• [Data records]:
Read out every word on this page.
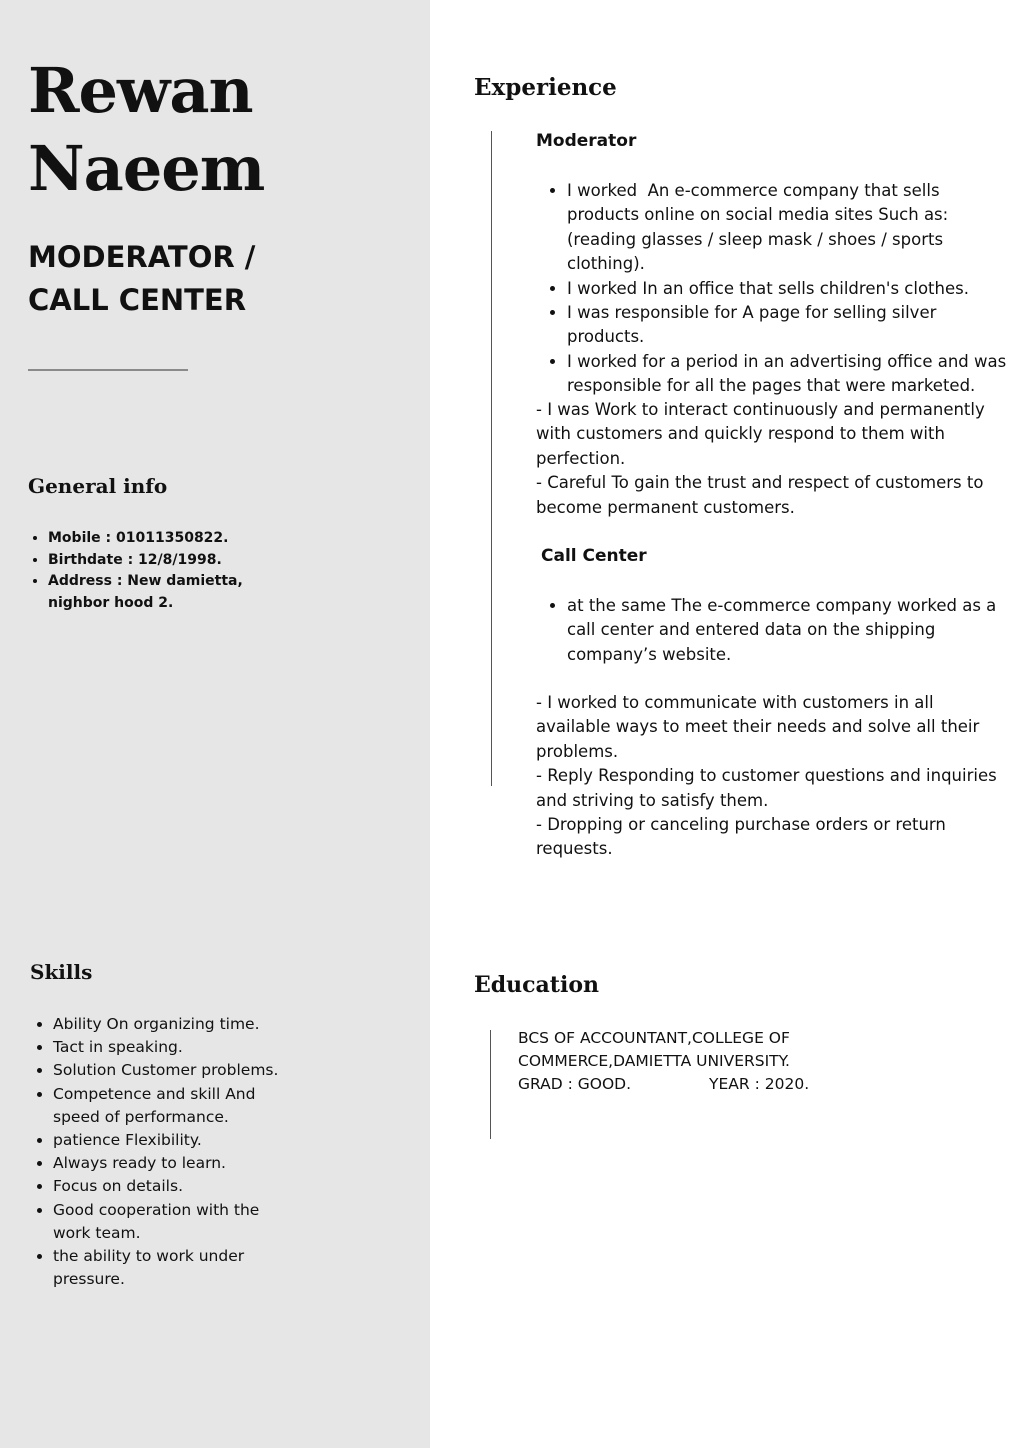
Rewan
Naeem
MODERATOR /
CALL CENTER
General info
• Mobile : 01011350822.
• Birthdate : 12/8/1998.
• Address : New damietta, nighbor hood 2.
Skills
• Ability On organizing time.
• Tact in speaking.
• Solution Customer problems.
• Competence and skill And speed of performance.
• patience Flexibility.
• Always ready to learn.
• Focus on details.
• Good cooperation with the work team.
• the ability to work under pressure.
Experience
Moderator
• I worked  An e-commerce company that sells products online on social media sites Such as: (reading glasses / sleep mask / shoes / sports clothing).
• I worked In an office that sells children's clothes.
• I was responsible for A page for selling silver products.
• I worked for a period in an advertising office and was responsible for all the pages that were marketed.

- I was Work to interact continuously and permanently with customers and quickly respond to them with perfection.

- Careful To gain the trust and respect of customers to become permanent customers.

Call Center
• at the same The e-commerce company worked as a call center and entered data on the shipping company’s website.

- I worked to communicate with customers in all available ways to meet their needs and solve all their problems.

- Reply Responding to customer questions and inquiries and striving to satisfy them.

- Dropping or canceling purchase orders or return requests.

Education
BCS OF ACCOUNTANT,COLLEGE OF
COMMERCE,DAMIETTA UNIVERSITY.
GRAD : GOOD.	YEAR : 2020.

• [YOUR GOAL]: Leave out the pictures and transcribe the entries above exactly.

• [EXERCISE RESULT]:
Read out every word on this page.
Rewan
Naeem
MODERATOR /
CALL CENTER
General info
• Mobile : 01011350822.
• Birthdate : 12/8/1998.
• Address : New damietta, nighbor hood 2.
Skills
• Ability On organizing time.
• Tact in speaking.
• Solution Customer problems.
• Competence and skill And speed of performance.
• patience Flexibility.
• Always ready to learn.
• Focus on details.
• Good cooperation with the work team.
• the ability to work under pressure.
Experience
Moderator
• I worked  An e-commerce company that sells products online on social media sites Such as: (reading glasses / sleep mask / shoes / sports clothing).
• I worked In an office that sells children's clothes.
• I was responsible for A page for selling silver products.
• I worked for a period in an advertising office and was responsible for all the pages that were marketed.

- I was Work to interact continuously and permanently with customers and quickly respond to them with perfection.

- Careful To gain the trust and respect of customers to become permanent customers.

Call Center
• at the same The e-commerce company worked as a call center and entered data on the shipping company’s website.

- I worked to communicate with customers in all available ways to meet their needs and solve all their problems.

- Reply Responding to customer questions and inquiries and striving to satisfy them.

- Dropping or canceling purchase orders or return requests.

Education
BCS OF ACCOUNTANT,COLLEGE OF
COMMERCE,DAMIETTA UNIVERSITY.
GRAD : GOOD.	YEAR : 2020.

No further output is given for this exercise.